◆ What needs to be done: Write every record out again exactly, and keep images out of it.

-- begin --

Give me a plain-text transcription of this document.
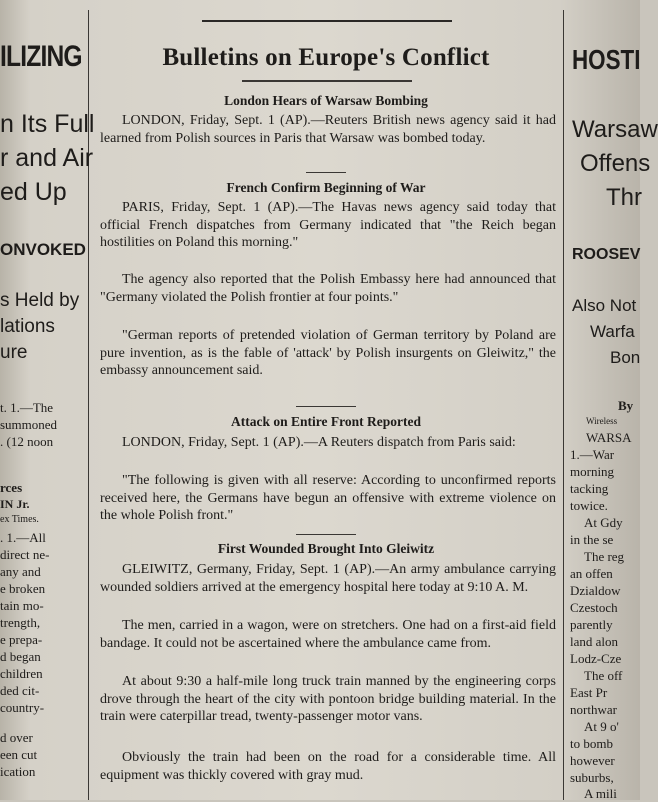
ILIZING
n Its Full
r and Air
ed Up
ONVOKED
s Held by
lations
ure
t. 1.—The
summoned
. (12 noon
rces
IN Jr.
ex Times.
. 1.—All
direct ne-
any and
e broken
tain mo-
trength,
e prepa-
d began
children
ded cit-
country-
d over
een cut
ication
Bulletins on Europe's Conflict
London Hears of Warsaw Bombing
LONDON, Friday, Sept. 1 (AP).—Reuters British news agency said it had learned from Polish sources in Paris that Warsaw was bombed today.
French Confirm Beginning of War
PARIS, Friday, Sept. 1 (AP).—The Havas news agency said today that official French dispatches from Germany indicated that "the Reich began hostilities on Poland this morning."
The agency also reported that the Polish Embassy here had announced that "Germany violated the Polish frontier at four points."
"German reports of pretended violation of German territory by Poland are pure invention, as is the fable of 'attack' by Polish insurgents on Gleiwitz," the embassy announcement said.
Attack on Entire Front Reported
LONDON, Friday, Sept. 1 (AP).—A Reuters dispatch from Paris said:
"The following is given with all reserve: According to unconfirmed reports received here, the Germans have begun an offensive with extreme violence on the whole Polish front."
First Wounded Brought Into Gleiwitz
GLEIWITZ, Germany, Friday, Sept. 1 (AP).—An army ambulance carrying wounded soldiers arrived at the emergency hospital here today at 9:10 A. M.
The men, carried in a wagon, were on stretchers. One had on a first-aid field bandage. It could not be ascertained where the ambulance came from.
At about 9:30 a half-mile long truck train manned by the engineering corps drove through the heart of the city with pontoon bridge building material. In the train were caterpillar tread, twenty-passenger motor vans.
Obviously the train had been on the road for a considerable time. All equipment was thickly covered with gray mud.
HOSTI
Warsaw
Offens
Thr
ROOSEV
Also Not
Warfa
Bon
By
Wireless
WARSA
1.—War
morning
tacking
towice.
At Gdy
in the se
The reg
an offen
Dzialdow
Czestoch
parently
land alon
Lodz-Cze
The off
East Pr
northwar
At 9 o'
to bomb
however
suburbs,
A mili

-- end --

◆ Answer to the task:
Give me a plain-text transcription of this document.
ILIZING
n Its Full
r and Air
ed Up
ONVOKED
s Held by
lations
ure
t. 1.—The
summoned
. (12 noon
rces
IN Jr.
ex Times.
. 1.—All
direct ne-
any and
e broken
tain mo-
trength,
e prepa-
d began
children
ded cit-
country-
d over
een cut
ication
Bulletins on Europe's Conflict
London Hears of Warsaw Bombing
LONDON, Friday, Sept. 1 (AP).—Reuters British news agency said it had learned from Polish sources in Paris that Warsaw was bombed today.
French Confirm Beginning of War
PARIS, Friday, Sept. 1 (AP).—The Havas news agency said today that official French dispatches from Germany indicated that "the Reich began hostilities on Poland this morning."
The agency also reported that the Polish Embassy here had announced that "Germany violated the Polish frontier at four points."
"German reports of pretended violation of German territory by Poland are pure invention, as is the fable of 'attack' by Polish insurgents on Gleiwitz," the embassy announcement said.
Attack on Entire Front Reported
LONDON, Friday, Sept. 1 (AP).—A Reuters dispatch from Paris said:
"The following is given with all reserve: According to unconfirmed reports received here, the Germans have begun an offensive with extreme violence on the whole Polish front."
First Wounded Brought Into Gleiwitz
GLEIWITZ, Germany, Friday, Sept. 1 (AP).—An army ambulance carrying wounded soldiers arrived at the emergency hospital here today at 9:10 A. M.
The men, carried in a wagon, were on stretchers. One had on a first-aid field bandage. It could not be ascertained where the ambulance came from.
At about 9:30 a half-mile long truck train manned by the engineering corps drove through the heart of the city with pontoon bridge building material. In the train were caterpillar tread, twenty-passenger motor vans.
Obviously the train had been on the road for a considerable time. All equipment was thickly covered with gray mud.
HOSTI
Warsaw
Offens
Thr
ROOSEV
Also Not
Warfa
Bon
By
Wireless
WARSA
1.—War
morning
tacking
towice.
At Gdy
in the se
The reg
an offen
Dzialdow
Czestoch
parently
land alon
Lodz-Cze
The off
East Pr
northwar
At 9 o'
to bomb
however
suburbs,
A mili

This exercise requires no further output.